■ **What the task requires**:
Reproduce the records below in their entirety, character for character.
>> Start Listed entries
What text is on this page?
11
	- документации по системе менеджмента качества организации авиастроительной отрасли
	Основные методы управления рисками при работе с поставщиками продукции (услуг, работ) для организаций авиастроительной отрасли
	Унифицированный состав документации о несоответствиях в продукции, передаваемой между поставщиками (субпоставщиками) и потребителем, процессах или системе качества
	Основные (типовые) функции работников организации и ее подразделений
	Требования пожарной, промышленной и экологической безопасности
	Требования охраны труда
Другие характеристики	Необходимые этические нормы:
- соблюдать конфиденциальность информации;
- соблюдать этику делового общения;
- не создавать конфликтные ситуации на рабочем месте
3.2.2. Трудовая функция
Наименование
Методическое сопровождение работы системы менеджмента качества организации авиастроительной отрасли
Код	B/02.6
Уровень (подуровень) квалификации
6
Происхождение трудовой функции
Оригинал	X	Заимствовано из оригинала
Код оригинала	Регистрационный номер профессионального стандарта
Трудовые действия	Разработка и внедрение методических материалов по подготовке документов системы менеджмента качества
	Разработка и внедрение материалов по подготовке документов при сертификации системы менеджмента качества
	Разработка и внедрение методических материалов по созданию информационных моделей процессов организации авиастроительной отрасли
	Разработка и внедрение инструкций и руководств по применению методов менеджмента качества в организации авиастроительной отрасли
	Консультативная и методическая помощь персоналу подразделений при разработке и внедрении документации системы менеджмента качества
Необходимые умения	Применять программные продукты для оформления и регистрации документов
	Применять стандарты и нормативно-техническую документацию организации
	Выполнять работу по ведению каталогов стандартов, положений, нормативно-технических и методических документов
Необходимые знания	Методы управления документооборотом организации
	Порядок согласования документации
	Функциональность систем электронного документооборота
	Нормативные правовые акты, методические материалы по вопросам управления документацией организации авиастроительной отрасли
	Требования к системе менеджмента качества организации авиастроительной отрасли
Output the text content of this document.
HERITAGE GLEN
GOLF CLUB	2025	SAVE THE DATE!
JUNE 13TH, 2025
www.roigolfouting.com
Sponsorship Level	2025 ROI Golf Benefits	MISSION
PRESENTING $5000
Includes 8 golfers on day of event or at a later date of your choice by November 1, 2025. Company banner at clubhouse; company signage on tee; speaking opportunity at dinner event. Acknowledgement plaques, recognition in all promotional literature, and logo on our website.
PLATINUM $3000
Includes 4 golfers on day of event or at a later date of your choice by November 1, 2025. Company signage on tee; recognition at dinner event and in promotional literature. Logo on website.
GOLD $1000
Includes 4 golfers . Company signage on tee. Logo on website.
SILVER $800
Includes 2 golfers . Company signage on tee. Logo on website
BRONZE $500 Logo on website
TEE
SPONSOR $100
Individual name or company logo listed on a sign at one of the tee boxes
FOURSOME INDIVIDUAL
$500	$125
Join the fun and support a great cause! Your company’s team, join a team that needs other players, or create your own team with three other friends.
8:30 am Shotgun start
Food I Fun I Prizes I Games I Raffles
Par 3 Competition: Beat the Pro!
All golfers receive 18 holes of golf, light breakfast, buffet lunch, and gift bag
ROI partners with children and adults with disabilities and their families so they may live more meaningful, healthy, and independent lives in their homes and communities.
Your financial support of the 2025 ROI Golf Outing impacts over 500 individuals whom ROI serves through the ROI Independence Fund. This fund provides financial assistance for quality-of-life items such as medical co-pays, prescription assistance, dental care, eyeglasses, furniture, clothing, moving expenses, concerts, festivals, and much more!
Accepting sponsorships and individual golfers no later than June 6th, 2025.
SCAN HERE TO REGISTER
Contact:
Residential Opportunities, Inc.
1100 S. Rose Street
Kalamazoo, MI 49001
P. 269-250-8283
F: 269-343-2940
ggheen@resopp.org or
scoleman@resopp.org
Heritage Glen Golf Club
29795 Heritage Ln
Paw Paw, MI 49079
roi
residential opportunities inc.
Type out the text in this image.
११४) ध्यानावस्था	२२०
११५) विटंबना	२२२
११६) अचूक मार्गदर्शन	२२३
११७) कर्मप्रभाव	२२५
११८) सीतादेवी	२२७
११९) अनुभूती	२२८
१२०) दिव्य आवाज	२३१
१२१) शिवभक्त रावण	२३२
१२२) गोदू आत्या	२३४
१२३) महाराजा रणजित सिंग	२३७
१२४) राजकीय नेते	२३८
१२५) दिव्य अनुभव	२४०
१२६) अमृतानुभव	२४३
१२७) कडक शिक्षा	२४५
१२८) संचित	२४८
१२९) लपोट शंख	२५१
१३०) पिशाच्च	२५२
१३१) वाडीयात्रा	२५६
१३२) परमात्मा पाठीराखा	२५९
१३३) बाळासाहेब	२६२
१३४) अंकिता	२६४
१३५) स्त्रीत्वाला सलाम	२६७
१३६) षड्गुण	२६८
>> End Listed entries
■ **Response to this task**:
What text is on this page?
11
	- документации по системе менеджмента качества организации авиастроительной отрасли
	Основные методы управления рисками при работе с поставщиками продукции (услуг, работ) для организаций авиастроительной отрасли
	Унифицированный состав документации о несоответствиях в продукции, передаваемой между поставщиками (субпоставщиками) и потребителем, процессах или системе качества
	Основные (типовые) функции работников организации и ее подразделений
	Требования пожарной, промышленной и экологической безопасности
	Требования охраны труда
Другие характеристики	Необходимые этические нормы:
- соблюдать конфиденциальность информации;
- соблюдать этику делового общения;
- не создавать конфликтные ситуации на рабочем месте
3.2.2. Трудовая функция
Наименование
Методическое сопровождение работы системы менеджмента качества организации авиастроительной отрасли
Код	B/02.6
Уровень (подуровень) квалификации
6
Происхождение трудовой функции
Оригинал	X	Заимствовано из оригинала
Код оригинала	Регистрационный номер профессионального стандарта
Трудовые действия	Разработка и внедрение методических материалов по подготовке документов системы менеджмента качества
	Разработка и внедрение материалов по подготовке документов при сертификации системы менеджмента качества
	Разработка и внедрение методических материалов по созданию информационных моделей процессов организации авиастроительной отрасли
	Разработка и внедрение инструкций и руководств по применению методов менеджмента качества в организации авиастроительной отрасли
	Консультативная и методическая помощь персоналу подразделений при разработке и внедрении документации системы менеджмента качества
Необходимые умения	Применять программные продукты для оформления и регистрации документов
	Применять стандарты и нормативно-техническую документацию организации
	Выполнять работу по ведению каталогов стандартов, положений, нормативно-технических и методических документов
Необходимые знания	Методы управления документооборотом организации
	Порядок согласования документации
	Функциональность систем электронного документооборота
	Нормативные правовые акты, методические материалы по вопросам управления документацией организации авиастроительной отрасли
	Требования к системе менеджмента качества организации авиастроительной отрасли
Output the text content of this document.
HERITAGE GLEN
GOLF CLUB	2025	SAVE THE DATE!
JUNE 13TH, 2025
www.roigolfouting.com
Sponsorship Level	2025 ROI Golf Benefits	MISSION
PRESENTING $5000
Includes 8 golfers on day of event or at a later date of your choice by November 1, 2025. Company banner at clubhouse; company signage on tee; speaking opportunity at dinner event. Acknowledgement plaques, recognition in all promotional literature, and logo on our website.
PLATINUM $3000
Includes 4 golfers on day of event or at a later date of your choice by November 1, 2025. Company signage on tee; recognition at dinner event and in promotional literature. Logo on website.
GOLD $1000
Includes 4 golfers . Company signage on tee. Logo on website.
SILVER $800
Includes 2 golfers . Company signage on tee. Logo on website
BRONZE $500 Logo on website
TEE
SPONSOR $100
Individual name or company logo listed on a sign at one of the tee boxes
FOURSOME INDIVIDUAL
$500	$125
Join the fun and support a great cause! Your company’s team, join a team that needs other players, or create your own team with three other friends.
8:30 am Shotgun start
Food I Fun I Prizes I Games I Raffles
Par 3 Competition: Beat the Pro!
All golfers receive 18 holes of golf, light breakfast, buffet lunch, and gift bag
ROI partners with children and adults with disabilities and their families so they may live more meaningful, healthy, and independent lives in their homes and communities.
Your financial support of the 2025 ROI Golf Outing impacts over 500 individuals whom ROI serves through the ROI Independence Fund. This fund provides financial assistance for quality-of-life items such as medical co-pays, prescription assistance, dental care, eyeglasses, furniture, clothing, moving expenses, concerts, festivals, and much more!
Accepting sponsorships and individual golfers no later than June 6th, 2025.
SCAN HERE TO REGISTER
Contact:
Residential Opportunities, Inc.
1100 S. Rose Street
Kalamazoo, MI 49001
P. 269-250-8283
F: 269-343-2940
ggheen@resopp.org or
scoleman@resopp.org
Heritage Glen Golf Club
29795 Heritage Ln
Paw Paw, MI 49079
roi
residential opportunities inc.
Type out the text in this image.
११४) ध्यानावस्था	२२०
११५) विटंबना	२२२
११६) अचूक मार्गदर्शन	२२३
११७) कर्मप्रभाव	२२५
११८) सीतादेवी	२२७
११९) अनुभूती	२२८
१२०) दिव्य आवाज	२३१
१२१) शिवभक्त रावण	२३२
१२२) गोदू आत्या	२३४
१२३) महाराजा रणजित सिंग	२३७
१२४) राजकीय नेते	२३८
१२५) दिव्य अनुभव	२४०
१२६) अमृतानुभव	२४३
१२७) कडक शिक्षा	२४५
१२८) संचित	२४८
१२९) लपोट शंख	२५१
१३०) पिशाच्च	२५२
१३१) वाडीयात्रा	२५६
१३२) परमात्मा पाठीराखा	२५९
१३३) बाळासाहेब	२६२
१३४) अंकिता	२६४
१३५) स्त्रीत्वाला सलाम	२६७
१३६) षड्गुण	२६८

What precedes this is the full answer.